start PROVIDED ENTRIES

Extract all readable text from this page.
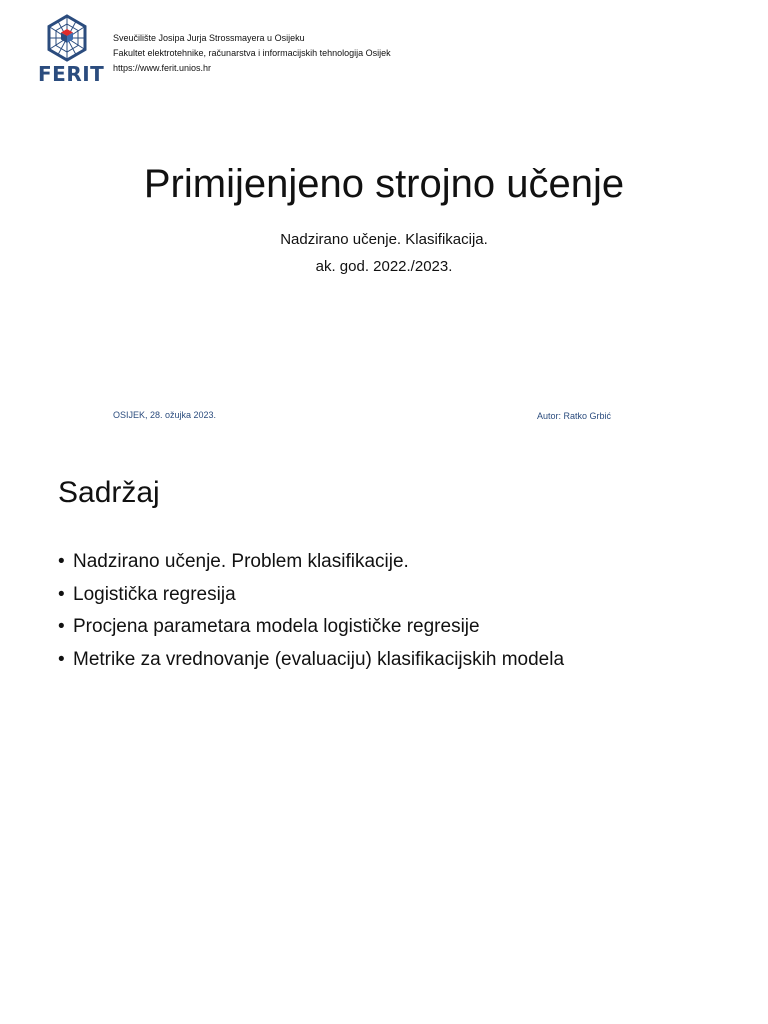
FERIT
Sveučilište Josipa Jurja Strossmayera u Osijeku
Fakultet elektrotehnike, računarstva i informacijskih tehnologija Osijek
https://www.ferit.unios.hr
Primijenjeno strojno učenje
Nadzirano učenje. Klasifikacija.
ak. god. 2022./2023.
OSIJEK, 28. ožujka 2023.	Autor: Ratko Grbić
Sadržaj
• Nadzirano učenje. Problem klasifikacije.
• Logistička regresija
• Procjena parametara modela logističke regresije
• Metrike za vrednovanje (evaluaciju) klasifikacijskih modela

end PROVIDED ENTRIES

EXERCISE AIM ▸
Copy the material shown above in full and exactly. Skip the pictures.

RESULT ▸
Extract all readable text from this page.
FERIT
Sveučilište Josipa Jurja Strossmayera u Osijeku
Fakultet elektrotehnike, računarstva i informacijskih tehnologija Osijek
https://www.ferit.unios.hr
Primijenjeno strojno učenje
Nadzirano učenje. Klasifikacija.
ak. god. 2022./2023.
OSIJEK, 28. ožujka 2023.	Autor: Ratko Grbić
Sadržaj
• Nadzirano učenje. Problem klasifikacije.
• Logistička regresija
• Procjena parametara modela logističke regresije
• Metrike za vrednovanje (evaluaciju) klasifikacijskih modela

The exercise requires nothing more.